THE EXERCISE:
Determine how many lines of the records include "name", and answer with the number alone.

+---+

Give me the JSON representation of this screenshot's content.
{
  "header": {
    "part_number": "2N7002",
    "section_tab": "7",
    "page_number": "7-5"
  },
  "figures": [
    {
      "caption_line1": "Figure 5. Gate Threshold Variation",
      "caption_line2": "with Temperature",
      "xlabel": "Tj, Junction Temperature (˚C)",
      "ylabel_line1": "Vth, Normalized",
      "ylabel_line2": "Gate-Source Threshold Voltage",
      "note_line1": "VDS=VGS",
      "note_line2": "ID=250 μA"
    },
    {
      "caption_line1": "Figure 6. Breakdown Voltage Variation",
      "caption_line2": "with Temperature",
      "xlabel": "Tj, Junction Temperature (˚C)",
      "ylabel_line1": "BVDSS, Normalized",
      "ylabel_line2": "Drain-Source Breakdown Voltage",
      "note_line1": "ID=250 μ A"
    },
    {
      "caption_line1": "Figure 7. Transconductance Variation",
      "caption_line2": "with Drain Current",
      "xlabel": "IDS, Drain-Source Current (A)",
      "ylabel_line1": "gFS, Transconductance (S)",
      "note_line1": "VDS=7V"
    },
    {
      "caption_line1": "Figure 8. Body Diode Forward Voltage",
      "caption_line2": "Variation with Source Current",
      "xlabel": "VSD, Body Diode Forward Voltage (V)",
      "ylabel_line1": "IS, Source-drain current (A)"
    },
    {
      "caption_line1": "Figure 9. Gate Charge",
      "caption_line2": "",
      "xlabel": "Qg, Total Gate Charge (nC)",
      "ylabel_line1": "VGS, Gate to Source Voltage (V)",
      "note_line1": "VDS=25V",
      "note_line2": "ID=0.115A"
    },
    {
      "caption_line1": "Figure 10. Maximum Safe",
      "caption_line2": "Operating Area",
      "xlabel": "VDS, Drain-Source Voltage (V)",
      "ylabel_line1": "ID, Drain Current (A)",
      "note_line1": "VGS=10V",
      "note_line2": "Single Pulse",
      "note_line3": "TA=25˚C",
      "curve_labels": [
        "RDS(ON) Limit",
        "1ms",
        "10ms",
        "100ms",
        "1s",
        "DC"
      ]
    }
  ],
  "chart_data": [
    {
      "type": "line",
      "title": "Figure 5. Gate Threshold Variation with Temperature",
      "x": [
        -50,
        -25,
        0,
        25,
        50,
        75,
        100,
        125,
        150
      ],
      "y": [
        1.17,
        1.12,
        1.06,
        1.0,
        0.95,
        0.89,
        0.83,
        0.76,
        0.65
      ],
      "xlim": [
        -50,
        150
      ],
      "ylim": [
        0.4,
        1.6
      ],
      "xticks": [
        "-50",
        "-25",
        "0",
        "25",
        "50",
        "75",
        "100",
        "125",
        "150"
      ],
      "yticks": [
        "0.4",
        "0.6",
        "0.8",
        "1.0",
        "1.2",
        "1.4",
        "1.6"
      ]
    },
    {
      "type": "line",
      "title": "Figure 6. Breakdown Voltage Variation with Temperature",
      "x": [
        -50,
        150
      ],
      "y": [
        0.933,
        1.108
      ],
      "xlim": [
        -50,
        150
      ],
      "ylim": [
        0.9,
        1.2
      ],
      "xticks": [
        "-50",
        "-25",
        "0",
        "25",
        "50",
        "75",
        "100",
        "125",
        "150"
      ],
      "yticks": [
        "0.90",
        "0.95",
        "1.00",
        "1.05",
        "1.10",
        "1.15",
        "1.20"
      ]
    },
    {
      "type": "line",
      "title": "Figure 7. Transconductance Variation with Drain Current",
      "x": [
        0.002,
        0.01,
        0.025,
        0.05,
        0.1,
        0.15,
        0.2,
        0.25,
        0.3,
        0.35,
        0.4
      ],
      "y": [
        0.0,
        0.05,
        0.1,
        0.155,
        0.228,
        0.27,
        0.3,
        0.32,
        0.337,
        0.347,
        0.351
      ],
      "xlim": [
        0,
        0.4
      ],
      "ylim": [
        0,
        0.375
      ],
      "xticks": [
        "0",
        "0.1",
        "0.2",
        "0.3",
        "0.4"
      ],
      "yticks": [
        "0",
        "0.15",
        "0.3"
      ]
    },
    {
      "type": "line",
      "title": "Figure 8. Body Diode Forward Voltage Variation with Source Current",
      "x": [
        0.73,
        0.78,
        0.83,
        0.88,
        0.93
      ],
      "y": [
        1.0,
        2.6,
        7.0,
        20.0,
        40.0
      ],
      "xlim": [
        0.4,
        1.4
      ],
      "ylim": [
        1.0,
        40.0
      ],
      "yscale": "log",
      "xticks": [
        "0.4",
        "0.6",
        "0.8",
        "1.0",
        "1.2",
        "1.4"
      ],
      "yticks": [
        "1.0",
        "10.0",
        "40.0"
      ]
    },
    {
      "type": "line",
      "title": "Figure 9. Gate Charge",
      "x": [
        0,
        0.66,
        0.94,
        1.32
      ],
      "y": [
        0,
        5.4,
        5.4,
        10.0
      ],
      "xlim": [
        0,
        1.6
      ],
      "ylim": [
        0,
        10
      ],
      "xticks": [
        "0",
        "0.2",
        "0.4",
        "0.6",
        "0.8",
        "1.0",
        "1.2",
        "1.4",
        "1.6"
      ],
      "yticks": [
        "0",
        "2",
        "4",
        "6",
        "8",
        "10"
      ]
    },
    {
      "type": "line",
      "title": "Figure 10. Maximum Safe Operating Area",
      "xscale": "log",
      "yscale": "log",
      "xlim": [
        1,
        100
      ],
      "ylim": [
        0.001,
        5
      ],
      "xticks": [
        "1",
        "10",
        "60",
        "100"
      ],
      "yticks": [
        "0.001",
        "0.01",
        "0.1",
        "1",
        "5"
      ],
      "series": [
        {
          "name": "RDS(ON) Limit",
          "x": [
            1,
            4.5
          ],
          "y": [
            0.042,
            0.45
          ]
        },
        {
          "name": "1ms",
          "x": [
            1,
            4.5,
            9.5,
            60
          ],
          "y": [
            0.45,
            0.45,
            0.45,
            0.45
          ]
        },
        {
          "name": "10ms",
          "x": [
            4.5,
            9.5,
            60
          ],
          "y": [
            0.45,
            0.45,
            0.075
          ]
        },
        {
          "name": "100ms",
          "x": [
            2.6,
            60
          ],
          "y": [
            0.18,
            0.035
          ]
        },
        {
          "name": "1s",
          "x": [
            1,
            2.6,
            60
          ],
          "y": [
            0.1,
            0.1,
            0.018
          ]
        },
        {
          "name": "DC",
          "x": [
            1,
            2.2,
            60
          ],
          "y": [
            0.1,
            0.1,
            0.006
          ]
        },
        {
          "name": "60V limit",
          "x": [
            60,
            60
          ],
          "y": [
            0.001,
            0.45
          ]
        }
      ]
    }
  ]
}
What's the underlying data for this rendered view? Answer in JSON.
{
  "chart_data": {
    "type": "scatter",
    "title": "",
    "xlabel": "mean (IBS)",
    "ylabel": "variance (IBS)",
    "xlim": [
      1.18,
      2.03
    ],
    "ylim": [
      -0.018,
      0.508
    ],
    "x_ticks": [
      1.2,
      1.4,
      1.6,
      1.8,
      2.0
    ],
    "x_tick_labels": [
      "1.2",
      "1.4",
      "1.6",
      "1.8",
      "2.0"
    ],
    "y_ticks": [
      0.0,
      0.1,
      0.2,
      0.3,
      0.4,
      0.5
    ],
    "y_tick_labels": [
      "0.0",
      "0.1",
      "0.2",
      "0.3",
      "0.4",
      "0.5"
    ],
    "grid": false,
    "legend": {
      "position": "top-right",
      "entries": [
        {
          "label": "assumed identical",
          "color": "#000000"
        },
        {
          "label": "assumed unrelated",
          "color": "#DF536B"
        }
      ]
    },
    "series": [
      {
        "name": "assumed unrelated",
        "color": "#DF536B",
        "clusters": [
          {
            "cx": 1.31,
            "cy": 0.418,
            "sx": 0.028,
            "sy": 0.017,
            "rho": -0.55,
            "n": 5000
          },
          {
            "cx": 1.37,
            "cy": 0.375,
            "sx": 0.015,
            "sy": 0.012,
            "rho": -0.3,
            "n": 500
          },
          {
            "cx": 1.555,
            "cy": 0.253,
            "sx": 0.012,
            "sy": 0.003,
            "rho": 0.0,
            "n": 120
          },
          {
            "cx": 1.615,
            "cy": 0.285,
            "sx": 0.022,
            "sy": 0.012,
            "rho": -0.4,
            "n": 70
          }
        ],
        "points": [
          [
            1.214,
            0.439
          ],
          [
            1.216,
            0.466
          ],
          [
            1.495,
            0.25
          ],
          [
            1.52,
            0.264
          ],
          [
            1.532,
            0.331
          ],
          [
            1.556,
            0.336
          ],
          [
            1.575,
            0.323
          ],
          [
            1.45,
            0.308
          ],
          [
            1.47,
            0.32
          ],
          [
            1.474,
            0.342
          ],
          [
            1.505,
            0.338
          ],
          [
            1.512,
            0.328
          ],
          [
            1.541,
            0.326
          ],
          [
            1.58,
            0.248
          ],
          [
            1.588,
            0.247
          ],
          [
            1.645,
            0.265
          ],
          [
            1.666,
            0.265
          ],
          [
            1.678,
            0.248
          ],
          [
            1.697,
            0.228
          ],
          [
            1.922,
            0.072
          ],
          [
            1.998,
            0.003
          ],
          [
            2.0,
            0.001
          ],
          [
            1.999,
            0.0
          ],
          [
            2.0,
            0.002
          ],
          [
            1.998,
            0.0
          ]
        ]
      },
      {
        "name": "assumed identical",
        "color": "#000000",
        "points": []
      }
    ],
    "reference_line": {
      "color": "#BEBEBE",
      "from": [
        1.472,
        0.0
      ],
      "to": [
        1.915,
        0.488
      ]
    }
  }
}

+---+

THE COMPLETED TASK:
9